GIVEN EXERCISE:
Each entry below is to be extracted exactly.

TASK INPUT:
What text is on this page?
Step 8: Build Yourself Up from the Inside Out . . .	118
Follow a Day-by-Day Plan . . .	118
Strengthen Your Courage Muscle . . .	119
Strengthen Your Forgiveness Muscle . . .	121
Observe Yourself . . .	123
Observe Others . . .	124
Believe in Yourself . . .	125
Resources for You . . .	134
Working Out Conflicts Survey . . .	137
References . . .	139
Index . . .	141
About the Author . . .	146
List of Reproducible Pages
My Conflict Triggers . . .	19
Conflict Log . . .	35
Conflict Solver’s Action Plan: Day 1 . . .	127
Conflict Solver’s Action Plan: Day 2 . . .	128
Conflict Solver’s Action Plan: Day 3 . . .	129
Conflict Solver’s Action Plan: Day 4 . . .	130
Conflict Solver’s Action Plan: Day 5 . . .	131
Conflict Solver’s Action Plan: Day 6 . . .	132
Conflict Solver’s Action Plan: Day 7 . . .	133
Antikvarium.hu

WRITTEN ANSWER:
What text is on this page?
Step 8: Build Yourself Up from the Inside Out . . .	118
Follow a Day-by-Day Plan . . .	118
Strengthen Your Courage Muscle . . .	119
Strengthen Your Forgiveness Muscle . . .	121
Observe Yourself . . .	123
Observe Others . . .	124
Believe in Yourself . . .	125
Resources for You . . .	134
Working Out Conflicts Survey . . .	137
References . . .	139
Index . . .	141
About the Author . . .	146
List of Reproducible Pages
My Conflict Triggers . . .	19
Conflict Log . . .	35
Conflict Solver’s Action Plan: Day 1 . . .	127
Conflict Solver’s Action Plan: Day 2 . . .	128
Conflict Solver’s Action Plan: Day 3 . . .	129
Conflict Solver’s Action Plan: Day 4 . . .	130
Conflict Solver’s Action Plan: Day 5 . . .	131
Conflict Solver’s Action Plan: Day 6 . . .	132
Conflict Solver’s Action Plan: Day 7 . . .	133
Antikvarium.hu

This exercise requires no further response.